EXERCISE DATA Block Start

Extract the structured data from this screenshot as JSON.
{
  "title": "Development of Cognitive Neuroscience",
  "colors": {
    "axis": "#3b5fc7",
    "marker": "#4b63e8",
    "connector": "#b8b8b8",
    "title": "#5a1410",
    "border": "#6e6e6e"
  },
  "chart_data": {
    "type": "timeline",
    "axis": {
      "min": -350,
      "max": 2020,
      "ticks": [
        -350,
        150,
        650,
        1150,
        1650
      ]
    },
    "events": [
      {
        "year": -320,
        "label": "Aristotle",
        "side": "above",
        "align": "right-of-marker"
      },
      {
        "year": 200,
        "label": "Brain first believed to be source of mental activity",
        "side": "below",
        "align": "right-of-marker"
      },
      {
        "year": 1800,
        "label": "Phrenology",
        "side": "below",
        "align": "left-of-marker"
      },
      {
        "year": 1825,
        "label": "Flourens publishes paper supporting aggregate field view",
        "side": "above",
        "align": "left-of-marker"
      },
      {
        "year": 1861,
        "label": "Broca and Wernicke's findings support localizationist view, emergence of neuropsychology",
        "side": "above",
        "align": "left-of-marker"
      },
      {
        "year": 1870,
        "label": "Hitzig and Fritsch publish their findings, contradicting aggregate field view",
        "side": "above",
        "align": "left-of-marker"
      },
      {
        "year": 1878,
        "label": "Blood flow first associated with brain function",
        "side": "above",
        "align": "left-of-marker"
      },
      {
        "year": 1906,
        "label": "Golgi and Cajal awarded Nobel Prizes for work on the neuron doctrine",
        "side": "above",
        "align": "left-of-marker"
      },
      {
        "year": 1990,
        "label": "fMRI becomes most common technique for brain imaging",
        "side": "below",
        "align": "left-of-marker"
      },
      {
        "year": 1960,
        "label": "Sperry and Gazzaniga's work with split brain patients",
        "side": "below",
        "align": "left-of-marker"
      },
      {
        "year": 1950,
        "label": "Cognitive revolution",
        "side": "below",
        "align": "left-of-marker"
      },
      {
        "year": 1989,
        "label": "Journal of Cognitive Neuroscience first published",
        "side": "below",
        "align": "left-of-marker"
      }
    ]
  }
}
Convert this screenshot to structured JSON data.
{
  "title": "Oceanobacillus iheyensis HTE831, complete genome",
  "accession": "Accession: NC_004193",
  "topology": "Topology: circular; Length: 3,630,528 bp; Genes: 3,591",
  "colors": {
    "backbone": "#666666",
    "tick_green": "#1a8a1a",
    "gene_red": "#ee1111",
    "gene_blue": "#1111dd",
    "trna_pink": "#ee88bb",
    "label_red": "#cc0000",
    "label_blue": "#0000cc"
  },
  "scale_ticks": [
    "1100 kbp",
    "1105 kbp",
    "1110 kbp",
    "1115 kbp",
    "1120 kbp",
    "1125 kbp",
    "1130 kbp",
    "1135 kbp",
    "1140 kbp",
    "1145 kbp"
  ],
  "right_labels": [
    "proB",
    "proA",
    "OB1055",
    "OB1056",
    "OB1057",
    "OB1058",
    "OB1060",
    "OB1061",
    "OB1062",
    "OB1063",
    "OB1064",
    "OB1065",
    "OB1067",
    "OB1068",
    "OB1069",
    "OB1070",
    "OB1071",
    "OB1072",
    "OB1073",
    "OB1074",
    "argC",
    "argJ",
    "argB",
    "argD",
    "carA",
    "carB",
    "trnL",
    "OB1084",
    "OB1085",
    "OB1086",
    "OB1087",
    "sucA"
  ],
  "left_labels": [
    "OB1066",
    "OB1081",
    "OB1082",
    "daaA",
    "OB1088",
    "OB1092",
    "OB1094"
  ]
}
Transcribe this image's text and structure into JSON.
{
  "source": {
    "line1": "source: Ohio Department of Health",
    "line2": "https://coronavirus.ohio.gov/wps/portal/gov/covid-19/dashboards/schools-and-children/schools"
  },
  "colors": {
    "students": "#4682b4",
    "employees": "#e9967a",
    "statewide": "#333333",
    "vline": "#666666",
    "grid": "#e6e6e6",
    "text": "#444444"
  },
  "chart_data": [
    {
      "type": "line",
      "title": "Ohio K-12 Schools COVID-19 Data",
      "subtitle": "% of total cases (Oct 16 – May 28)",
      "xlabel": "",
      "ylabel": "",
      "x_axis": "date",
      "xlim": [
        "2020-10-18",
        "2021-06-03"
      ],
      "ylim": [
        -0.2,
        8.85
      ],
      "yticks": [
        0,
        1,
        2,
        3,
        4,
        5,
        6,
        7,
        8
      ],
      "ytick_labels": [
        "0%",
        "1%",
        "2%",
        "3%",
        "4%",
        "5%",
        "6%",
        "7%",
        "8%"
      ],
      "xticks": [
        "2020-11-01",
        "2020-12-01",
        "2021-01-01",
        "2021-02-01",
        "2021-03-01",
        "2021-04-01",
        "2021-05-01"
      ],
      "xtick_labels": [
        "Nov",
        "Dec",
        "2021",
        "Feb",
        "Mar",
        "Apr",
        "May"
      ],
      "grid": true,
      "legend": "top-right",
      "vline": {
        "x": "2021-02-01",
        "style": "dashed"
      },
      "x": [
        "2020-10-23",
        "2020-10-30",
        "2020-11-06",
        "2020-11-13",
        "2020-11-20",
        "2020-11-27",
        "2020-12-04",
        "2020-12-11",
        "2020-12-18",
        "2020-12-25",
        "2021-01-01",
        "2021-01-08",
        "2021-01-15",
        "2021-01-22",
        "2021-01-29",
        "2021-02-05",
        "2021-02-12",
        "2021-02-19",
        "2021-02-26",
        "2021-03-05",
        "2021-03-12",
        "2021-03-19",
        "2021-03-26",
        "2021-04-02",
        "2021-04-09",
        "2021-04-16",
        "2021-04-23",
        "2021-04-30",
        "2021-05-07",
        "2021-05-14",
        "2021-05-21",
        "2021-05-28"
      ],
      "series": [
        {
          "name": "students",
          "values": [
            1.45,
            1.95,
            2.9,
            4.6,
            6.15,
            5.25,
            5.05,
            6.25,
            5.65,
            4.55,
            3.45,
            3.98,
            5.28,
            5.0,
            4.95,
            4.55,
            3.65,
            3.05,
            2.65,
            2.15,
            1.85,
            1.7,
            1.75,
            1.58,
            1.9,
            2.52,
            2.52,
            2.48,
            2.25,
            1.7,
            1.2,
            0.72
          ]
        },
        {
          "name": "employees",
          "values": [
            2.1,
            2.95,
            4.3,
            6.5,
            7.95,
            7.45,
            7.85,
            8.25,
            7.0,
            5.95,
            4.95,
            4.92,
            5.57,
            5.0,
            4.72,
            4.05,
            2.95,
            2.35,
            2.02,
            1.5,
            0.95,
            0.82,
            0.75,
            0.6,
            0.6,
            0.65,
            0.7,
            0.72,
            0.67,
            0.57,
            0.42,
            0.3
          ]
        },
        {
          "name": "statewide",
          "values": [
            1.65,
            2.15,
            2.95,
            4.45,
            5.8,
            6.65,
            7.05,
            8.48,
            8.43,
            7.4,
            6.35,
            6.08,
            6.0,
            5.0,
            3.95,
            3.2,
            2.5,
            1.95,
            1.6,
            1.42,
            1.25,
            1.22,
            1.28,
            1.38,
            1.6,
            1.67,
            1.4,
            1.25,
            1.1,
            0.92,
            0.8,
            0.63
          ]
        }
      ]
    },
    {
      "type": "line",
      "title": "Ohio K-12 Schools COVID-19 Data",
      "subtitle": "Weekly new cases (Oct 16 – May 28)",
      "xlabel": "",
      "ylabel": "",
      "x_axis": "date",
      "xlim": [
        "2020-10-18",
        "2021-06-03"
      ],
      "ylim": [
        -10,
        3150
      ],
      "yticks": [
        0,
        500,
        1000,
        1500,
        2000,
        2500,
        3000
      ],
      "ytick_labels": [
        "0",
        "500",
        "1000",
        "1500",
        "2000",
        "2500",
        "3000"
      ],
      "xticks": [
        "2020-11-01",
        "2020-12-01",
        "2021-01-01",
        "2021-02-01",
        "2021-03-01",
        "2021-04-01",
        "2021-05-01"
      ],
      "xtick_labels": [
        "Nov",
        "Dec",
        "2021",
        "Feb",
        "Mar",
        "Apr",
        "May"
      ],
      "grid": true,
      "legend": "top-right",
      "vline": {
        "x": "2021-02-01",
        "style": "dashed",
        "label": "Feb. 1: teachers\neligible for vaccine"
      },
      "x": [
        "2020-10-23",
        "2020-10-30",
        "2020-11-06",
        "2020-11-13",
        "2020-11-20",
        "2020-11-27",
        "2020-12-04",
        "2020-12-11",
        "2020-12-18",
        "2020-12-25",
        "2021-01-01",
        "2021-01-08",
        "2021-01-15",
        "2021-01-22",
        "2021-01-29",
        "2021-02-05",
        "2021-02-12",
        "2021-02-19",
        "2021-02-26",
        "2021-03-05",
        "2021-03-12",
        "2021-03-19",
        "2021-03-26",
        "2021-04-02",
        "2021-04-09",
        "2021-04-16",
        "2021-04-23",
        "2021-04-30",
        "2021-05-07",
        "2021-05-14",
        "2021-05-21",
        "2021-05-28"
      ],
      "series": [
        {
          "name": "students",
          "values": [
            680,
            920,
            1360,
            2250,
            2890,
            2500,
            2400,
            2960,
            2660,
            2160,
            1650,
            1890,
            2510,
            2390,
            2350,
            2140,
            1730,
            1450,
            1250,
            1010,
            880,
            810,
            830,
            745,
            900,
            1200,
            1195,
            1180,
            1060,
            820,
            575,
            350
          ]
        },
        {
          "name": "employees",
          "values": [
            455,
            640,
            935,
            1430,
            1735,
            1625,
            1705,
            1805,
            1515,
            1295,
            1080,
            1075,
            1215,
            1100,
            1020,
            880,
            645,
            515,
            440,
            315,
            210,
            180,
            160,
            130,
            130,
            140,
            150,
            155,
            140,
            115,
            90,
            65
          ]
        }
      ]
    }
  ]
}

EXERCISE DATA Block End

Filter the records above for "source" and copy every matching line.

▶ _COMPLETED TASK_
        "label": "Brain first believed to be source of mental activity",
  "source": {
    "line1": "source: Ohio Department of Health",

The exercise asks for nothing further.